__What the task asks__: Write out every entry exactly as given, but omit the pictures.

*-*-*

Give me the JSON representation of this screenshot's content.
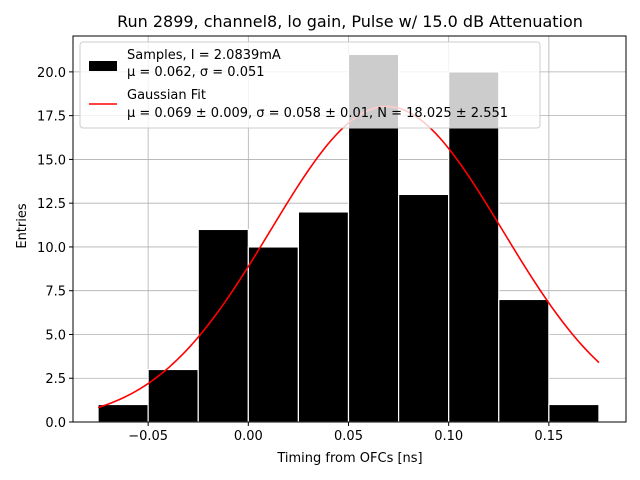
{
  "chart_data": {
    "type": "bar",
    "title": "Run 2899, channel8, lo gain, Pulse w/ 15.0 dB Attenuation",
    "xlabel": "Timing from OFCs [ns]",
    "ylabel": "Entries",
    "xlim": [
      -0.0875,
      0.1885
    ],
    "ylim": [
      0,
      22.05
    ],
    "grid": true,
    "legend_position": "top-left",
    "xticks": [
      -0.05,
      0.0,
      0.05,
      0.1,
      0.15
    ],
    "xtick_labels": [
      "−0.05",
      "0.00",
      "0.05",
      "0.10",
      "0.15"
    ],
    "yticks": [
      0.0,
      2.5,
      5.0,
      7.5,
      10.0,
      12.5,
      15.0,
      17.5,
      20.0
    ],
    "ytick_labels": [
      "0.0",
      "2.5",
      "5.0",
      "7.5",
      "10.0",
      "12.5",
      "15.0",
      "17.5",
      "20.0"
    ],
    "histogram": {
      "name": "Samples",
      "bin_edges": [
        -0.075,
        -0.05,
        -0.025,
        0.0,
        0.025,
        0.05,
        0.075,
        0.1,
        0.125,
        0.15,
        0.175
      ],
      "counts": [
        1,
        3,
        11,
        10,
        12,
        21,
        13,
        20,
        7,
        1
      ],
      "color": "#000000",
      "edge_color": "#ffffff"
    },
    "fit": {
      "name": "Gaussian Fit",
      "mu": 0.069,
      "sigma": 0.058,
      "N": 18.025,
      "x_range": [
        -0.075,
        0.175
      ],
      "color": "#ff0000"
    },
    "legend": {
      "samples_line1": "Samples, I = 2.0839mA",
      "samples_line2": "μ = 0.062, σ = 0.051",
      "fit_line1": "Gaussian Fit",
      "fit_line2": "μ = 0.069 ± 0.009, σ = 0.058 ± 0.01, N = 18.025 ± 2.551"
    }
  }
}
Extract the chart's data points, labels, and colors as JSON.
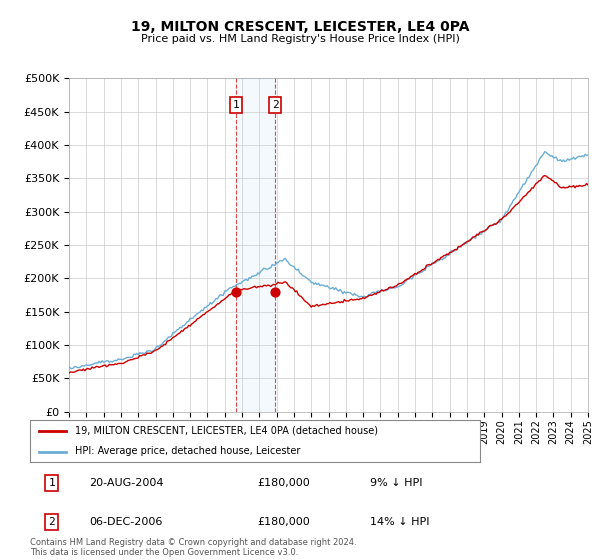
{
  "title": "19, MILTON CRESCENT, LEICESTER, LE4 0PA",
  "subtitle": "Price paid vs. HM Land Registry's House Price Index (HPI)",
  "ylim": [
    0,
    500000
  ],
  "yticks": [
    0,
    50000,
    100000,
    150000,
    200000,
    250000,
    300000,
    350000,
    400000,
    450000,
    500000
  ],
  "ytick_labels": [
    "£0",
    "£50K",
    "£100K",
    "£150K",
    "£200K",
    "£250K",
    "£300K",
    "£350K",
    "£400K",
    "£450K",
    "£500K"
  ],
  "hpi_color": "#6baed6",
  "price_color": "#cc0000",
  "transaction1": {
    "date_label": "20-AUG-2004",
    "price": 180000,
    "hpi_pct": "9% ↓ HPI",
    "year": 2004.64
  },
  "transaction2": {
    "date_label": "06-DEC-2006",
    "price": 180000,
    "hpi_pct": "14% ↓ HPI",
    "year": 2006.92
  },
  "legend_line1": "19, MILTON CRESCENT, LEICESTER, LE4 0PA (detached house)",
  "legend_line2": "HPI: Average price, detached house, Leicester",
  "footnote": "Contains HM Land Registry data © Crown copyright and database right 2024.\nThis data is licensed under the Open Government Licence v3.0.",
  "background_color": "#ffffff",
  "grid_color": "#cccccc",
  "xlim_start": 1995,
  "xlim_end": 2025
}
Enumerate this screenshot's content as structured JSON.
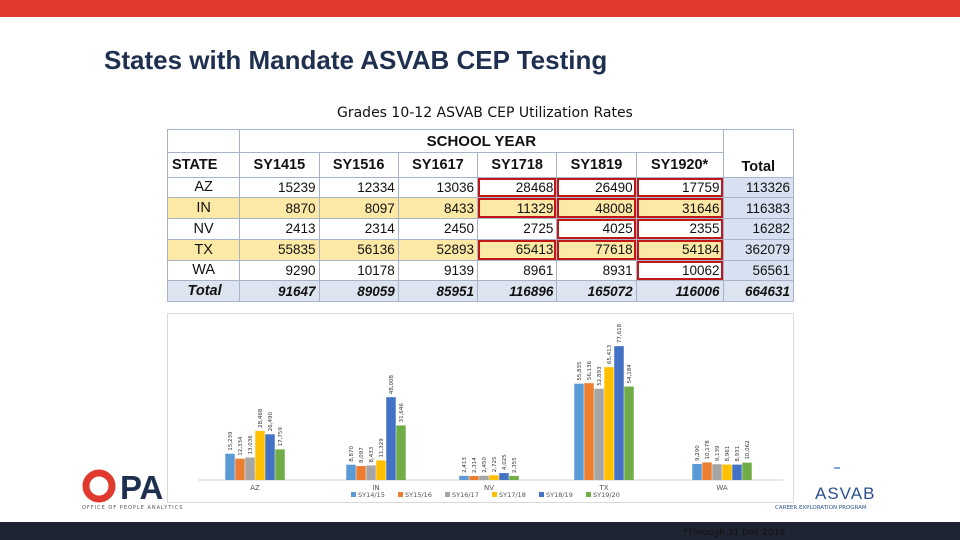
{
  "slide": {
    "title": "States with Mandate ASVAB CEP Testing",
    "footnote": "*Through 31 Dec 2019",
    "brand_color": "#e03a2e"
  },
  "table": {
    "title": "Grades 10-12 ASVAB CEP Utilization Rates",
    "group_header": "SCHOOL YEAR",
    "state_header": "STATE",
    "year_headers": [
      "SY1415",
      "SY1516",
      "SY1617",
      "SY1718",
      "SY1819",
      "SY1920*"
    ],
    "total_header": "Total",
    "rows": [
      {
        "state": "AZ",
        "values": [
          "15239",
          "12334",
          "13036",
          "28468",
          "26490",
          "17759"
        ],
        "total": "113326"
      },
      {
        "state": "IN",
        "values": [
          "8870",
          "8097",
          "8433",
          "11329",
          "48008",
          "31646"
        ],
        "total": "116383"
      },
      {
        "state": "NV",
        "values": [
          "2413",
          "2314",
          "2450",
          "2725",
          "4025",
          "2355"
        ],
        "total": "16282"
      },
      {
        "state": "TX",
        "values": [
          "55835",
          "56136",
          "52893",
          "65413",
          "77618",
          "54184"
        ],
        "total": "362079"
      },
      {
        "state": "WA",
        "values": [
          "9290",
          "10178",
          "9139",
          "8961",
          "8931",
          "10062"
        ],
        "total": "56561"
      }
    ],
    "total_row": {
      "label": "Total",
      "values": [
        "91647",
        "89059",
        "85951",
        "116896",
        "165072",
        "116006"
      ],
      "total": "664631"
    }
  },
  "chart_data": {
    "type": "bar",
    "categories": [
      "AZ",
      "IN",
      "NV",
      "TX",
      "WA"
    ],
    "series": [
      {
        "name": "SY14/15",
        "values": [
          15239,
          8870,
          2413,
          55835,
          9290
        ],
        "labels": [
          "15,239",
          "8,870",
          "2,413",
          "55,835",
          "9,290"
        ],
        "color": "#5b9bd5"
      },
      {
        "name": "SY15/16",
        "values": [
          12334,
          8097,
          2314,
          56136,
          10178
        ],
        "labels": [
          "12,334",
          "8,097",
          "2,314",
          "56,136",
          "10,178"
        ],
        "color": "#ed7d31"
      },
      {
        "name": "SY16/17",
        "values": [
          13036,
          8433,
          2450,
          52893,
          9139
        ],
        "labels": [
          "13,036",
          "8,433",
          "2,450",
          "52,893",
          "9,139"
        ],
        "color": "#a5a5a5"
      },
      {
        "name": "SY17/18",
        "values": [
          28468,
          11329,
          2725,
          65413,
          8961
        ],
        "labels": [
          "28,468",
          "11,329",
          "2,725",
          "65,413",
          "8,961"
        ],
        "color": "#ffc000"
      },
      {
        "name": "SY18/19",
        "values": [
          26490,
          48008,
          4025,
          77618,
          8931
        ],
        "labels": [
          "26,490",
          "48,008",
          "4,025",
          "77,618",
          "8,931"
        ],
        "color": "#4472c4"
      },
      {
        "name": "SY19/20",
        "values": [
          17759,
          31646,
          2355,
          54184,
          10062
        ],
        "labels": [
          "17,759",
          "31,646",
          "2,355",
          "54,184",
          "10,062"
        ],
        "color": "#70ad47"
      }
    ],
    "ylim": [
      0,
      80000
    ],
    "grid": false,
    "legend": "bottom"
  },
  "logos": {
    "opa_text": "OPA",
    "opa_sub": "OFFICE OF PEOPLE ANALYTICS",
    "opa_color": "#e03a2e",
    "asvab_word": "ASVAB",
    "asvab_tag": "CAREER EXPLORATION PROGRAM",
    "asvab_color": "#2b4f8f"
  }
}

*-*-*

__Result below__:
Give me the JSON representation of this screenshot's content.
{
  "chart_data": {
    "type": "bar",
    "title": "Run 2899, channel8, lo gain, Pulse w/ 15.0 dB Attenuation",
    "xlabel": "Timing from OFCs [ns]",
    "ylabel": "Entries",
    "xlim": [
      -0.0875,
      0.1885
    ],
    "ylim": [
      0,
      22.05
    ],
    "grid": true,
    "legend_position": "top-left",
    "xticks": [
      -0.05,
      0.0,
      0.05,
      0.1,
      0.15
    ],
    "xtick_labels": [
      "−0.05",
      "0.00",
      "0.05",
      "0.10",
      "0.15"
    ],
    "yticks": [
      0.0,
      2.5,
      5.0,
      7.5,
      10.0,
      12.5,
      15.0,
      17.5,
      20.0
    ],
    "ytick_labels": [
      "0.0",
      "2.5",
      "5.0",
      "7.5",
      "10.0",
      "12.5",
      "15.0",
      "17.5",
      "20.0"
    ],
    "histogram": {
      "name": "Samples",
      "bin_edges": [
        -0.075,
        -0.05,
        -0.025,
        0.0,
        0.025,
        0.05,
        0.075,
        0.1,
        0.125,
        0.15,
        0.175
      ],
      "counts": [
        1,
        3,
        11,
        10,
        12,
        21,
        13,
        20,
        7,
        1
      ],
      "color": "#000000",
      "edge_color": "#ffffff"
    },
    "fit": {
      "name": "Gaussian Fit",
      "mu": 0.069,
      "sigma": 0.058,
      "N": 18.025,
      "x_range": [
        -0.075,
        0.175
      ],
      "color": "#ff0000"
    },
    "legend": {
      "samples_line1": "Samples, I = 2.0839mA",
      "samples_line2": "μ = 0.062, σ = 0.051",
      "fit_line1": "Gaussian Fit",
      "fit_line2": "μ = 0.069 ± 0.009, σ = 0.058 ± 0.01, N = 18.025 ± 2.551"
    }
  }
}
Extract the chart's data points, labels, and colors as JSON.
{
  "title": "19, MILTON CRESCENT, LEICESTER, LE4 0PA",
  "subtitle": "Price paid vs. HM Land Registry's House Price Index (HPI)",
  "ylim": [
    0,
    500000
  ],
  "yticks": [
    0,
    50000,
    100000,
    150000,
    200000,
    250000,
    300000,
    350000,
    400000,
    450000,
    500000
  ],
  "ytick_labels": [
    "£0",
    "£50K",
    "£100K",
    "£150K",
    "£200K",
    "£250K",
    "£300K",
    "£350K",
    "£400K",
    "£450K",
    "£500K"
  ],
  "hpi_color": "#6baed6",
  "price_color": "#cc0000",
  "transaction1": {
    "date_label": "20-AUG-2004",
    "price": 180000,
    "hpi_pct": "9% ↓ HPI",
    "year": 2004.64
  },
  "transaction2": {
    "date_label": "06-DEC-2006",
    "price": 180000,
    "hpi_pct": "14% ↓ HPI",
    "year": 2006.92
  },
  "legend_line1": "19, MILTON CRESCENT, LEICESTER, LE4 0PA (detached house)",
  "legend_line2": "HPI: Average price, detached house, Leicester",
  "footnote": "Contains HM Land Registry data © Crown copyright and database right 2024.\nThis data is licensed under the Open Government Licence v3.0.",
  "background_color": "#ffffff",
  "grid_color": "#cccccc",
  "xlim_start": 1995,
  "xlim_end": 2025
}
Enumerate this screenshot's content as structured JSON.
{
  "slide": {
    "title": "States with Mandate ASVAB CEP Testing",
    "footnote": "*Through 31 Dec 2019",
    "brand_color": "#e03a2e"
  },
  "table": {
    "title": "Grades 10-12 ASVAB CEP Utilization Rates",
    "group_header": "SCHOOL YEAR",
    "state_header": "STATE",
    "year_headers": [
      "SY1415",
      "SY1516",
      "SY1617",
      "SY1718",
      "SY1819",
      "SY1920*"
    ],
    "total_header": "Total",
    "rows": [
      {
        "state": "AZ",
        "values": [
          "15239",
          "12334",
          "13036",
          "28468",
          "26490",
          "17759"
        ],
        "total": "113326"
      },
      {
        "state": "IN",
        "values": [
          "8870",
          "8097",
          "8433",
          "11329",
          "48008",
          "31646"
        ],
        "total": "116383"
      },
      {
        "state": "NV",
        "values": [
          "2413",
          "2314",
          "2450",
          "2725",
          "4025",
          "2355"
        ],
        "total": "16282"
      },
      {
        "state": "TX",
        "values": [
          "55835",
          "56136",
          "52893",
          "65413",
          "77618",
          "54184"
        ],
        "total": "362079"
      },
      {
        "state": "WA",
        "values": [
          "9290",
          "10178",
          "9139",
          "8961",
          "8931",
          "10062"
        ],
        "total": "56561"
      }
    ],
    "total_row": {
      "label": "Total",
      "values": [
        "91647",
        "89059",
        "85951",
        "116896",
        "165072",
        "116006"
      ],
      "total": "664631"
    }
  },
  "chart_data": {
    "type": "bar",
    "categories": [
      "AZ",
      "IN",
      "NV",
      "TX",
      "WA"
    ],
    "series": [
      {
        "name": "SY14/15",
        "values": [
          15239,
          8870,
          2413,
          55835,
          9290
        ],
        "labels": [
          "15,239",
          "8,870",
          "2,413",
          "55,835",
          "9,290"
        ],
        "color": "#5b9bd5"
      },
      {
        "name": "SY15/16",
        "values": [
          12334,
          8097,
          2314,
          56136,
          10178
        ],
        "labels": [
          "12,334",
          "8,097",
          "2,314",
          "56,136",
          "10,178"
        ],
        "color": "#ed7d31"
      },
      {
        "name": "SY16/17",
        "values": [
          13036,
          8433,
          2450,
          52893,
          9139
        ],
        "labels": [
          "13,036",
          "8,433",
          "2,450",
          "52,893",
          "9,139"
        ],
        "color": "#a5a5a5"
      },
      {
        "name": "SY17/18",
        "values": [
          28468,
          11329,
          2725,
          65413,
          8961
        ],
        "labels": [
          "28,468",
          "11,329",
          "2,725",
          "65,413",
          "8,961"
        ],
        "color": "#ffc000"
      },
      {
        "name": "SY18/19",
        "values": [
          26490,
          48008,
          4025,
          77618,
          8931
        ],
        "labels": [
          "26,490",
          "48,008",
          "4,025",
          "77,618",
          "8,931"
        ],
        "color": "#4472c4"
      },
      {
        "name": "SY19/20",
        "values": [
          17759,
          31646,
          2355,
          54184,
          10062
        ],
        "labels": [
          "17,759",
          "31,646",
          "2,355",
          "54,184",
          "10,062"
        ],
        "color": "#70ad47"
      }
    ],
    "ylim": [
      0,
      80000
    ],
    "grid": false,
    "legend": "bottom"
  },
  "logos": {
    "opa_text": "OPA",
    "opa_sub": "OFFICE OF PEOPLE ANALYTICS",
    "opa_color": "#e03a2e",
    "asvab_word": "ASVAB",
    "asvab_tag": "CAREER EXPLORATION PROGRAM",
    "asvab_color": "#2b4f8f"
  }
}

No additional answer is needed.